### [Task prompt]
Where a line holds the string "relations", return that line.

--- Start of Provided records ---

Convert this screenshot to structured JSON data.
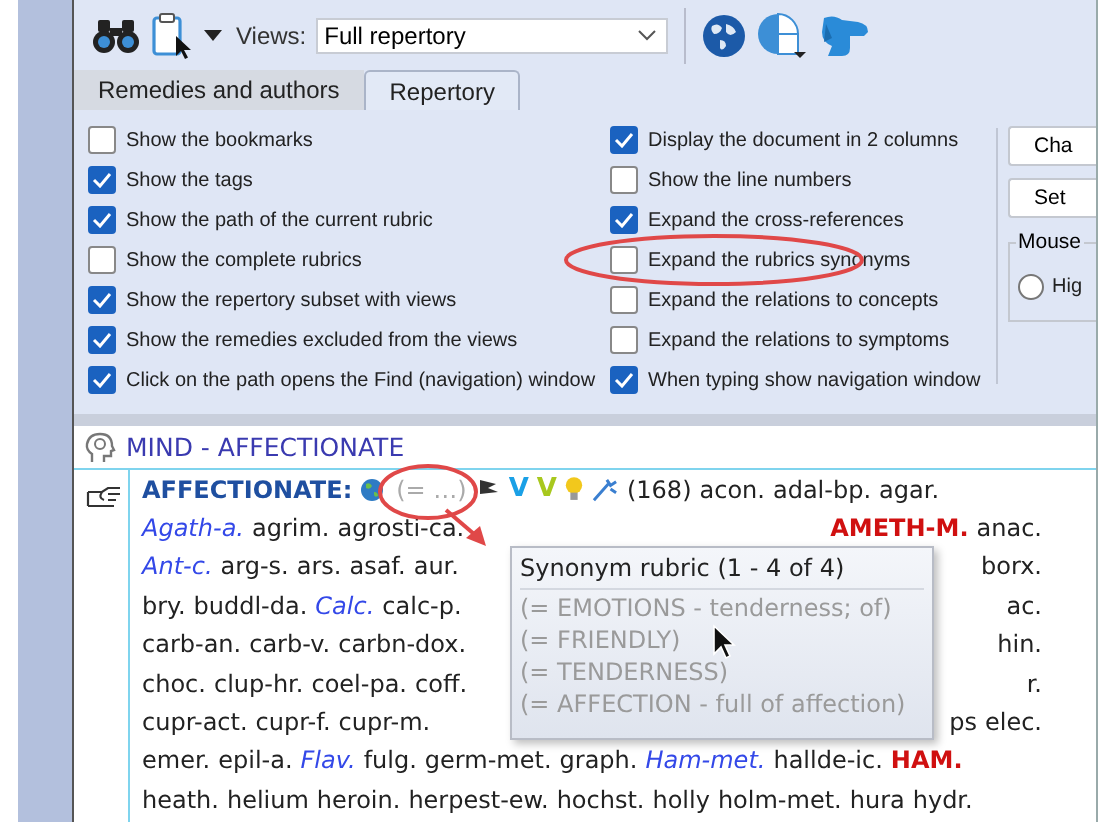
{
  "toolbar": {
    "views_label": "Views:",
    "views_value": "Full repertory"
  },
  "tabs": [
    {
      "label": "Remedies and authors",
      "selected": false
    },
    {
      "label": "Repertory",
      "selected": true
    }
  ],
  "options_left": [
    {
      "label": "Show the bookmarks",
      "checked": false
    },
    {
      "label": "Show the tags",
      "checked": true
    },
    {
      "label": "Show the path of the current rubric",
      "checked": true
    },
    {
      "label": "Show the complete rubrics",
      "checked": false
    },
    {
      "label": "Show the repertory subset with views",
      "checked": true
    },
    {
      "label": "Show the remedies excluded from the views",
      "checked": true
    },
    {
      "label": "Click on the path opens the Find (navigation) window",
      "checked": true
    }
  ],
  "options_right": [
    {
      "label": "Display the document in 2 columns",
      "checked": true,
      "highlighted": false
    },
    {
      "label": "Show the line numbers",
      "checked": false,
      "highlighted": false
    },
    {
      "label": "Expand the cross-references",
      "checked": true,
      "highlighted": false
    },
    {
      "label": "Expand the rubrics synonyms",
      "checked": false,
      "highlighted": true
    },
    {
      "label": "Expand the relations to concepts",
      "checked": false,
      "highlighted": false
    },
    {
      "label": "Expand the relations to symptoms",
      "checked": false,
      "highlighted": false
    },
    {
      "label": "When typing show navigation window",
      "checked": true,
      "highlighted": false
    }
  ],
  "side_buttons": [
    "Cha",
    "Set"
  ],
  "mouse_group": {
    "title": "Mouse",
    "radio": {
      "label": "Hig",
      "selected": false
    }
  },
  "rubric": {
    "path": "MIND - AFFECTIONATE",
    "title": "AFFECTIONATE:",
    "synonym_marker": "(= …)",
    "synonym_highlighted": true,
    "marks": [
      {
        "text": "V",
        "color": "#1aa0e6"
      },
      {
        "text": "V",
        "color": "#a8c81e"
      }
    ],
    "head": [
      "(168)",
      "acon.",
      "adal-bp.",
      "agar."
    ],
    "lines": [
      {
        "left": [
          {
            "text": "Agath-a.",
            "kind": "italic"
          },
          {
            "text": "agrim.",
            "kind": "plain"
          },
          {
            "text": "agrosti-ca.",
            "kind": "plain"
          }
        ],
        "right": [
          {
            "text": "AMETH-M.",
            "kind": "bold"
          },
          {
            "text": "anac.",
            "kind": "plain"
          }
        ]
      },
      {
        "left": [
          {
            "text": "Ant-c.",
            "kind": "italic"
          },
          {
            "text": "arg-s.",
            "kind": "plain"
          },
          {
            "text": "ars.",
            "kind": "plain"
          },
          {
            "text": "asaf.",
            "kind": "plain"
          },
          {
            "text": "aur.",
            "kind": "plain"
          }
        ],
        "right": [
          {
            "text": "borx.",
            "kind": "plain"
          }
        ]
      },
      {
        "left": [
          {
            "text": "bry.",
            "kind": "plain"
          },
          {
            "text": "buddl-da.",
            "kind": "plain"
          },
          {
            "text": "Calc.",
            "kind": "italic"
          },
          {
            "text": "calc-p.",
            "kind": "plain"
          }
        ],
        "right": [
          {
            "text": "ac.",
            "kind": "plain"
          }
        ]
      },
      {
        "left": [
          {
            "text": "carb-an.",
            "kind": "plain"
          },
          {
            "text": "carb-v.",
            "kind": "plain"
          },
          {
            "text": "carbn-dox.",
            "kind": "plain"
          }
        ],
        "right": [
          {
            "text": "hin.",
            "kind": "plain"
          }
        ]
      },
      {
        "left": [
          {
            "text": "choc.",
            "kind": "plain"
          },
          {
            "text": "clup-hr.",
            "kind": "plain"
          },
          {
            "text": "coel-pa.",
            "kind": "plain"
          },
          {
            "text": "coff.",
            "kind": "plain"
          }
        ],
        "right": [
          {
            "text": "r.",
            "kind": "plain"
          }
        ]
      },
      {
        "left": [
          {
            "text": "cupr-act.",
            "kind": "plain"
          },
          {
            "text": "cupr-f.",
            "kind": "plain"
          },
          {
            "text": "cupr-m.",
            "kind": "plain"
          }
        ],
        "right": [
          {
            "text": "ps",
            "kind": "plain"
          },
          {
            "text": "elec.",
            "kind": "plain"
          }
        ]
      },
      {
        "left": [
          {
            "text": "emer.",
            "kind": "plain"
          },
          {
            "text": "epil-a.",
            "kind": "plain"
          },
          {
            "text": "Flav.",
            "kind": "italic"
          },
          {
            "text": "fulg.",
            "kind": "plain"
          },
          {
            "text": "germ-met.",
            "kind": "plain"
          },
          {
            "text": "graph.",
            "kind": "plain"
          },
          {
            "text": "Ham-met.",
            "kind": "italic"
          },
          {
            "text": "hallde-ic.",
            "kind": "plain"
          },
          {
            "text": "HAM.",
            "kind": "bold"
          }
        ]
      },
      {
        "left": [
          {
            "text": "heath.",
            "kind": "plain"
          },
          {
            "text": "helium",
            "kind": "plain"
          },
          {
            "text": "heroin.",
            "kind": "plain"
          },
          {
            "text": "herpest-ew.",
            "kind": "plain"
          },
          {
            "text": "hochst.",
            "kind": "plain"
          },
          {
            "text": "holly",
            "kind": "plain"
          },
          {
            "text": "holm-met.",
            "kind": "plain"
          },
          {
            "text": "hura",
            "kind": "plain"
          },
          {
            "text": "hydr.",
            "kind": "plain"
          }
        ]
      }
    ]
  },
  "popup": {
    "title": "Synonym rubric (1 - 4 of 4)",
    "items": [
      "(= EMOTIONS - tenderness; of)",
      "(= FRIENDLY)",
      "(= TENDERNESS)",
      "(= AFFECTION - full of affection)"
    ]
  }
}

--- End of Provided records ---
--- Start of Provided records ---

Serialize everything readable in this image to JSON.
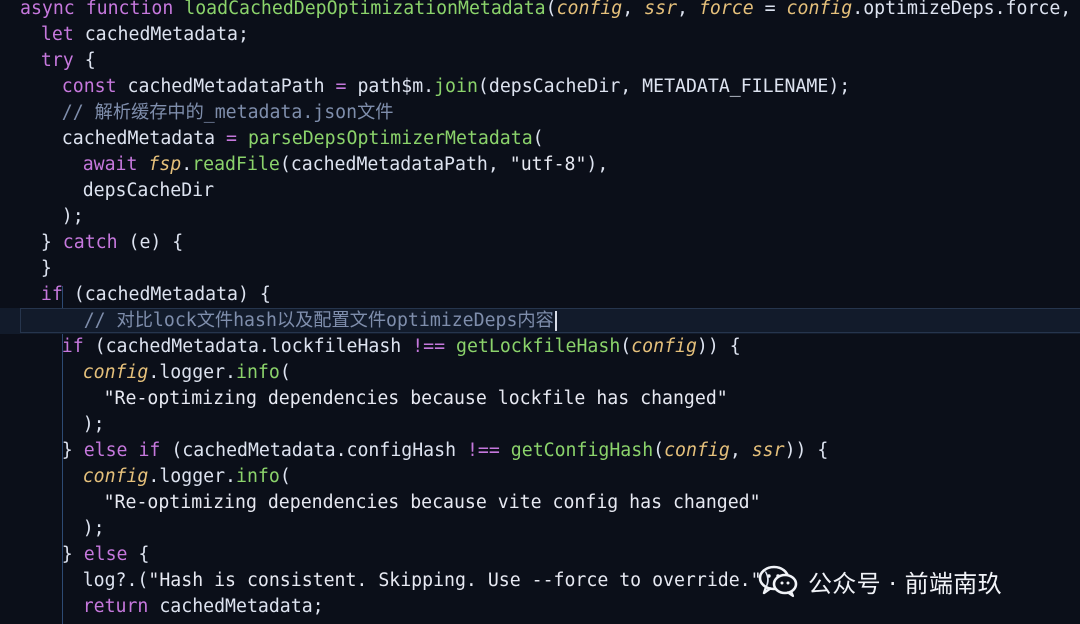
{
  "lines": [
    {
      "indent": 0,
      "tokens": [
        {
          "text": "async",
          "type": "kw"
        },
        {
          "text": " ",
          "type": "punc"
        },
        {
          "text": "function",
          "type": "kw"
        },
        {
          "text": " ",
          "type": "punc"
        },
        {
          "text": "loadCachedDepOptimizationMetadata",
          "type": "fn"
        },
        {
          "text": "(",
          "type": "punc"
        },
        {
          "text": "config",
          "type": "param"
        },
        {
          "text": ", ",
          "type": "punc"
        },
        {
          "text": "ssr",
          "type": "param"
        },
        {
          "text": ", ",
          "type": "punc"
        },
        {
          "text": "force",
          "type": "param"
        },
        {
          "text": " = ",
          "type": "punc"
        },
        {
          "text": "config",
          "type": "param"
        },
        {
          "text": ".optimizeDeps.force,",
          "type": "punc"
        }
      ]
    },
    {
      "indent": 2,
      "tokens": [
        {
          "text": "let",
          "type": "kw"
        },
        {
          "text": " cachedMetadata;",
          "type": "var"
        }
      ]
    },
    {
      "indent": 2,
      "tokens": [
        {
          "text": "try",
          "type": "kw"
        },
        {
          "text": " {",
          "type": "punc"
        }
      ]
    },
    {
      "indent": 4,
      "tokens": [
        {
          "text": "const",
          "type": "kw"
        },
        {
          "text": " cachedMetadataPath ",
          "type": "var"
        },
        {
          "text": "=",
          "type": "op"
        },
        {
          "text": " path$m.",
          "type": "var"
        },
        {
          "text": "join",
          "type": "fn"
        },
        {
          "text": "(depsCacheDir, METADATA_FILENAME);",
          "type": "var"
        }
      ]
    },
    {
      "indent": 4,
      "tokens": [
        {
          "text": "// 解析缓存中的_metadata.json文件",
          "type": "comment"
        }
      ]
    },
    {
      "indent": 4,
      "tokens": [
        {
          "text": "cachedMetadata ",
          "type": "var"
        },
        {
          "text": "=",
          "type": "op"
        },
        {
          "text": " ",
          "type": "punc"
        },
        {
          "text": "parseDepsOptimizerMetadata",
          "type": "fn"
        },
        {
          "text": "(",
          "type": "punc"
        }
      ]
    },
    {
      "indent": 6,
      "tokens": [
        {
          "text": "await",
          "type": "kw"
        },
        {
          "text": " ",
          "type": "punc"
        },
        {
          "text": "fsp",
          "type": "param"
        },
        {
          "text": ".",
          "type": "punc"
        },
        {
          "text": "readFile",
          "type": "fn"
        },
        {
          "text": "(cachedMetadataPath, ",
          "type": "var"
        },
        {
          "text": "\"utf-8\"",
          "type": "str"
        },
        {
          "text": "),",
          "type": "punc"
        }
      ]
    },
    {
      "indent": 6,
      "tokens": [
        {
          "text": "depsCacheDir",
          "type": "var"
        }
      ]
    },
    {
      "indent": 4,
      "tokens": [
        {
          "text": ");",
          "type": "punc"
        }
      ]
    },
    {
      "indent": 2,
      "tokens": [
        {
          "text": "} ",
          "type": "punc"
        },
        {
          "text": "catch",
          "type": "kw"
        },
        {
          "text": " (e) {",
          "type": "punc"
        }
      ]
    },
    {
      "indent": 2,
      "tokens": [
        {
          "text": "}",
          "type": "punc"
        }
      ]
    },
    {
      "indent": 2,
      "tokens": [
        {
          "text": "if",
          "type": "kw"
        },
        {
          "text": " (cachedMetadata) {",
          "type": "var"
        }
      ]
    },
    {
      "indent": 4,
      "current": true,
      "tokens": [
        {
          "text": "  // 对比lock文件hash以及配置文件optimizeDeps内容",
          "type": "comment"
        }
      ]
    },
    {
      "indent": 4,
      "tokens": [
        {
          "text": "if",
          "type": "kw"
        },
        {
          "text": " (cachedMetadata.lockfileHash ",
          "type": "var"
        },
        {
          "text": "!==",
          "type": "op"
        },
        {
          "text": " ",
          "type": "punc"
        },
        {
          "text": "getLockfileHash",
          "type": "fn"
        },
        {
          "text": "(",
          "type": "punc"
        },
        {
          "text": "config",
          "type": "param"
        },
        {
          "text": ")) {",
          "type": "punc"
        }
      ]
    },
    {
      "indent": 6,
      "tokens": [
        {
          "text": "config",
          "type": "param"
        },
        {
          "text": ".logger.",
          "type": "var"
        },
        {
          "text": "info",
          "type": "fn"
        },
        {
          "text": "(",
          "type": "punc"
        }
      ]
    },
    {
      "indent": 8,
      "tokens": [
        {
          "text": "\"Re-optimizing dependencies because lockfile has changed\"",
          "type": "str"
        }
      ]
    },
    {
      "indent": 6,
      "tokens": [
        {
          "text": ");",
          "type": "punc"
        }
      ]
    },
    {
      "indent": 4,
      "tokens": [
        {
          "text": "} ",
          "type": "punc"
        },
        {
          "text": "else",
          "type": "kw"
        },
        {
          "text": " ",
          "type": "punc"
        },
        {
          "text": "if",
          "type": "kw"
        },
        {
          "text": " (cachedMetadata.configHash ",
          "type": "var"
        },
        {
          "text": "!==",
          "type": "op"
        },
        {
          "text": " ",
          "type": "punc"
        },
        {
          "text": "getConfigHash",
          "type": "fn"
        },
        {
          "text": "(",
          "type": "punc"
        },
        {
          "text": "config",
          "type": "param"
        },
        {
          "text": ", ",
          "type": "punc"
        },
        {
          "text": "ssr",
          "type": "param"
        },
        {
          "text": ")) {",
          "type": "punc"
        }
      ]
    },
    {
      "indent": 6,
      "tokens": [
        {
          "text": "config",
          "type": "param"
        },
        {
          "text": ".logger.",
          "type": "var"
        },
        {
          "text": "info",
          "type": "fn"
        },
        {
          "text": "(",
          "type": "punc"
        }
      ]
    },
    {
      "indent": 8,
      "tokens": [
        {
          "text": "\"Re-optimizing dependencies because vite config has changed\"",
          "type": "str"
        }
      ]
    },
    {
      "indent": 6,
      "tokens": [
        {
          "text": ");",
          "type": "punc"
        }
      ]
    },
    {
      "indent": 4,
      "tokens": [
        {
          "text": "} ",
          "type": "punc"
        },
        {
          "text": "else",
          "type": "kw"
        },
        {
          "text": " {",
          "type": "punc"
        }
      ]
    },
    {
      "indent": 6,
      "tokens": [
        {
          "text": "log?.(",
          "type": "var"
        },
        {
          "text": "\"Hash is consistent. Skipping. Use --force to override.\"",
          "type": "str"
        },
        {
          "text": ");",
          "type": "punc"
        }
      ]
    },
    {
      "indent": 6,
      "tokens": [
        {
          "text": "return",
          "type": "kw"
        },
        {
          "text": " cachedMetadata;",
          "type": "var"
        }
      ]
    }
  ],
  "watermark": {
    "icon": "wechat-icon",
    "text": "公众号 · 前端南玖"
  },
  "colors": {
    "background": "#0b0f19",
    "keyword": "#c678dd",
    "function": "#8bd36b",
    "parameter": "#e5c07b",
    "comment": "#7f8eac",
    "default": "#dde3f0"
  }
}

--- End of Provided records ---

### [Result for this exercise]
      "label": "Expand the relations to concepts",
      "label": "Expand the relations to symptoms",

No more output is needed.